[Opening SOURCE EXTRACT section]
The first phase of construction began in August 2003 and was completed in March 2005 and included 21 new classrooms with two resource centers to house the English and Foreign Language departments, two art rooms, a band room, an orchestra room, a choral room, and nine sound-proof practice rooms. In addition, the central office area was reconverted for the counseling center and the health office, while all other administrative offices were moved to the front of the building. A new commons area was constructed and the cafeteria underwent significant renovations.

The second phase began in spring 2005 and was completed by May 2006 and consisted primarily of renovations to the athletics wing and the construction of the field house. The library has undergone significant renovations during summer of 2006.

==Academics==

According to the 2017–18 Illinois Report Card, Wheaton Warrenville South has a 95% graduation rate; 85% of graduates enroll in a two-year or four-year college within 12 months of graduation. Wheaton Warrenville South has earned an "A+" Rating for Academics according to Niche independent ratings. Wheaton Warrenville South was #21 (IL) on U.S. News & World Report 2018 Best High Schools list.
[Closing SOURCE EXTRACT section]
**WHAT IS NEEDED**
Return the full Wheaton Warrenville South text word for word, with nothing changed.
[Opening MATERIAL SUPPLIED section]
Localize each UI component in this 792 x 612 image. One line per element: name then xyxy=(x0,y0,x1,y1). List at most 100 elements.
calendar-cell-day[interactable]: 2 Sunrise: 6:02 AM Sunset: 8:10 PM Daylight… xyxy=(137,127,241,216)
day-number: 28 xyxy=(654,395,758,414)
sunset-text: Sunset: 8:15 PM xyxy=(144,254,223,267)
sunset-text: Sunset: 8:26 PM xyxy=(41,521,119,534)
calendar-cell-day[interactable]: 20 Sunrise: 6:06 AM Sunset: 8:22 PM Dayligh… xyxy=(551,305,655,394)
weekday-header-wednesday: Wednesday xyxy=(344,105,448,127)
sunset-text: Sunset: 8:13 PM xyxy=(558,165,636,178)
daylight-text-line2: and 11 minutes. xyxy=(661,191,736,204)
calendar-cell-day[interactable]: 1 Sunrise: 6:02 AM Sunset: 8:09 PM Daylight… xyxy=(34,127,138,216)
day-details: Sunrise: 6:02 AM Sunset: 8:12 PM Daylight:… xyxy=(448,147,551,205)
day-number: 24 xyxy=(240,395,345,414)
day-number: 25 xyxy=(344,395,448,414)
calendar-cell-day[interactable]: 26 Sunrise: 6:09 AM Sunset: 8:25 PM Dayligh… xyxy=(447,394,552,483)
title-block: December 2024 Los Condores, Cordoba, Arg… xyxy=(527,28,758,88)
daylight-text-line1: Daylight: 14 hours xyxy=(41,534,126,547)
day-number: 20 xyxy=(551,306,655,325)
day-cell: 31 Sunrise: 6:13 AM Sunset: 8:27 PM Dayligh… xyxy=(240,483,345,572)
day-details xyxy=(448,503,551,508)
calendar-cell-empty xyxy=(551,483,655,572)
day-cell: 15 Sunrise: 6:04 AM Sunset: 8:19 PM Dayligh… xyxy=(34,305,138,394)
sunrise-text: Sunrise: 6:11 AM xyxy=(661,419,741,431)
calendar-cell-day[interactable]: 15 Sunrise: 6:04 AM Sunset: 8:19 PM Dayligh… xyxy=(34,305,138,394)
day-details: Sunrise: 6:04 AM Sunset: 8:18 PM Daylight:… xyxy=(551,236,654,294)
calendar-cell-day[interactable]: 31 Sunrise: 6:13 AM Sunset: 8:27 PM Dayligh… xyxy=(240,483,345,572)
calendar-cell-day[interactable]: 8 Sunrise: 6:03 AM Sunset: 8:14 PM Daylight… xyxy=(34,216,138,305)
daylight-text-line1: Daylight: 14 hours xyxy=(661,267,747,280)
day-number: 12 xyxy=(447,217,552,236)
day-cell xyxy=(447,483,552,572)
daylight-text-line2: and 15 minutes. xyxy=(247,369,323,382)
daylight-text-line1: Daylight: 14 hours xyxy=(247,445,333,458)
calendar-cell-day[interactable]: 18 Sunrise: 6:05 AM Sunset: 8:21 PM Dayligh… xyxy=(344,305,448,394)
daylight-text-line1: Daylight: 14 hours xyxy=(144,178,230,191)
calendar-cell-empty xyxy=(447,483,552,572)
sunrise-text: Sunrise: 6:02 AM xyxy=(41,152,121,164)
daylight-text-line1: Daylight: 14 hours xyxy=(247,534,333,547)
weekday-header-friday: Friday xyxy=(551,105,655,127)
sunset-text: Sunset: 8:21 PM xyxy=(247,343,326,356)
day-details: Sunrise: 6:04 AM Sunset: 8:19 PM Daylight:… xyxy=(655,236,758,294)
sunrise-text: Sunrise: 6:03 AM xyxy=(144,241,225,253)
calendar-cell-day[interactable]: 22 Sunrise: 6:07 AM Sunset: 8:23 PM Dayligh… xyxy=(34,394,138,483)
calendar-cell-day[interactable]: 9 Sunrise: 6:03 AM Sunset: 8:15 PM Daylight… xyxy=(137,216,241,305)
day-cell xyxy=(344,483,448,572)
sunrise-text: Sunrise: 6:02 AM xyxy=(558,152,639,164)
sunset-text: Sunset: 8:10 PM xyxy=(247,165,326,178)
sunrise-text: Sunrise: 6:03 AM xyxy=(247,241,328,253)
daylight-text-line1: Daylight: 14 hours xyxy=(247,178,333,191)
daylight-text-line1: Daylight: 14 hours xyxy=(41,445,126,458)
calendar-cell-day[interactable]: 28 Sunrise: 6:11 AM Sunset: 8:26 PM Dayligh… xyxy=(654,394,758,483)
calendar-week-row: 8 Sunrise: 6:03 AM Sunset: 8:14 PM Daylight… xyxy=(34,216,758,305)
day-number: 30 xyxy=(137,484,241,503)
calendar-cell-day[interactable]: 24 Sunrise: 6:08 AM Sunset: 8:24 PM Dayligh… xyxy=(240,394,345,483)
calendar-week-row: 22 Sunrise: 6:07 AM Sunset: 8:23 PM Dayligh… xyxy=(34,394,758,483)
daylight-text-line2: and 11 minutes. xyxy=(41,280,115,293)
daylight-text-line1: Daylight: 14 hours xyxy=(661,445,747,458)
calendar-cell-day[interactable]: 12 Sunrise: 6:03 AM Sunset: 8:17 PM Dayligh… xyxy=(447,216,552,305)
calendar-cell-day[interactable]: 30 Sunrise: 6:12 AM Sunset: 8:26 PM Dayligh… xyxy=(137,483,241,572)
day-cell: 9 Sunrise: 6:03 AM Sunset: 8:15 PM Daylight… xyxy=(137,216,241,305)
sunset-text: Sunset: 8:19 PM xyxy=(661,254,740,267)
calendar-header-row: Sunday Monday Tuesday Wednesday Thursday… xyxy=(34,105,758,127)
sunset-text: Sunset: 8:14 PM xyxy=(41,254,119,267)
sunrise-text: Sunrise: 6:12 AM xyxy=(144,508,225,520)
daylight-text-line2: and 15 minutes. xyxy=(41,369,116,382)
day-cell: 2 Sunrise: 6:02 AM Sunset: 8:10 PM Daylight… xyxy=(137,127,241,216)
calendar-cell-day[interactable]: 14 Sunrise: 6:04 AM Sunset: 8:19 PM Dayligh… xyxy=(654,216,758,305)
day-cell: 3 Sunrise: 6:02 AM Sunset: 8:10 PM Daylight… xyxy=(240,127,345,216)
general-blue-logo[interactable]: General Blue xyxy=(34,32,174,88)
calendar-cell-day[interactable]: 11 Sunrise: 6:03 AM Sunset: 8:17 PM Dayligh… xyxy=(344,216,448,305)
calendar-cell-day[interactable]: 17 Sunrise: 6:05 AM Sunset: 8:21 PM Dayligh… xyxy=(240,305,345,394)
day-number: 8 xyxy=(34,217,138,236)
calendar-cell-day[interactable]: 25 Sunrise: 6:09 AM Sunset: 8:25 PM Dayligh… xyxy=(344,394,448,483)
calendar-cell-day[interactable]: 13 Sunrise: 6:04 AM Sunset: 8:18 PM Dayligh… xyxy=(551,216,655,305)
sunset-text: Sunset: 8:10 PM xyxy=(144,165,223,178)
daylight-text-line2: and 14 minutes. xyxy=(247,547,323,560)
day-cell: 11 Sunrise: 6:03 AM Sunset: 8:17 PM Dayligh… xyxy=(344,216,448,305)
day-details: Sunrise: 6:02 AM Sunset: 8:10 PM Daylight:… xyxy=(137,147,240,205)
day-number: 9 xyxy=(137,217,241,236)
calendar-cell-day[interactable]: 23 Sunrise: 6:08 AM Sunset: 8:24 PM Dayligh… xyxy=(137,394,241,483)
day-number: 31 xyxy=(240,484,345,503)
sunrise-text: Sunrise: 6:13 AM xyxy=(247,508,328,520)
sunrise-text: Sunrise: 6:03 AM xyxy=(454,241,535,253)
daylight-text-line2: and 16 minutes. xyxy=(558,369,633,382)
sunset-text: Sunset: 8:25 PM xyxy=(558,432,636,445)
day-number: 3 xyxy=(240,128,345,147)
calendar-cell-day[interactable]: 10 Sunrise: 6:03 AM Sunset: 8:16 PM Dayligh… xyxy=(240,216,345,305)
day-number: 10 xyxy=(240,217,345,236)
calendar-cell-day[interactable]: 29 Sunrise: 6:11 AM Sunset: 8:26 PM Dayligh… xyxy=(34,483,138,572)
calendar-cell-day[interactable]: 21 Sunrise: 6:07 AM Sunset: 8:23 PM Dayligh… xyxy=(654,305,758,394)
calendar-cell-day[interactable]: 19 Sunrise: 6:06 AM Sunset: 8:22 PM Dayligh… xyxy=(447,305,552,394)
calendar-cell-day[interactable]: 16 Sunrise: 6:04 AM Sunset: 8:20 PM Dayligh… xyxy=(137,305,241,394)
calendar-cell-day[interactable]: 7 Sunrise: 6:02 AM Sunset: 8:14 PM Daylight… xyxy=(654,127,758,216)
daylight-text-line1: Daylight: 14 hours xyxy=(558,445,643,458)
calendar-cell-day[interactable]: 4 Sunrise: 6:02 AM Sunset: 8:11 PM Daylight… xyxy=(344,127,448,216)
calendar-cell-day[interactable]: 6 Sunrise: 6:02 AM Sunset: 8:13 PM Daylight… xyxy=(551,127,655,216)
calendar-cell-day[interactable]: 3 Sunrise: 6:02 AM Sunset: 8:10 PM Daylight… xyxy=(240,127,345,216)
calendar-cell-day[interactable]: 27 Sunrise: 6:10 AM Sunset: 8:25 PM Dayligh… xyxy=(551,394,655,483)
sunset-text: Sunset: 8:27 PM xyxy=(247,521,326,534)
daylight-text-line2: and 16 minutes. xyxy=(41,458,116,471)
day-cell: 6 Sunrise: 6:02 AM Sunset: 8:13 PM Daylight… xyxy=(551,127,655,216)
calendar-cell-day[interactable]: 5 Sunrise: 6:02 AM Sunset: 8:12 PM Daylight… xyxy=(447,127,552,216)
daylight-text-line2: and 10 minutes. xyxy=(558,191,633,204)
[Closing MATERIAL SUPPLIED section]
**RESPONSE AREA**
The first phase of construction began in August 2003 and was completed in March 2005 and included 21 new classrooms with two resource centers to house the English and Foreign Language departments, two art rooms, a band room, an orchestra room, a choral room, and nine sound-proof practice rooms. In addition, the central office area was reconverted for the counseling center and the health office, while all other administrative offices were moved to the front of the building. A new commons area was constructed and the cafeteria underwent significant renovations.

The second phase began in spring 2005 and was completed by May 2006 and consisted primarily of renovations to the athletics wing and the construction of the field house. The library has undergone significant renovations during summer of 2006.

==Academics==

According to the 2017–18 Illinois Report Card, Wheaton Warrenville South has a 95% graduation rate; 85% of graduates enroll in a two-year or four-year college within 12 months of graduation. Wheaton Warrenville South has earned an "A+" Rating for Academics according to Niche independent ratings. Wheaton Warrenville South was #21 (IL) on U.S. News & World Report 2018 Best High Schools list.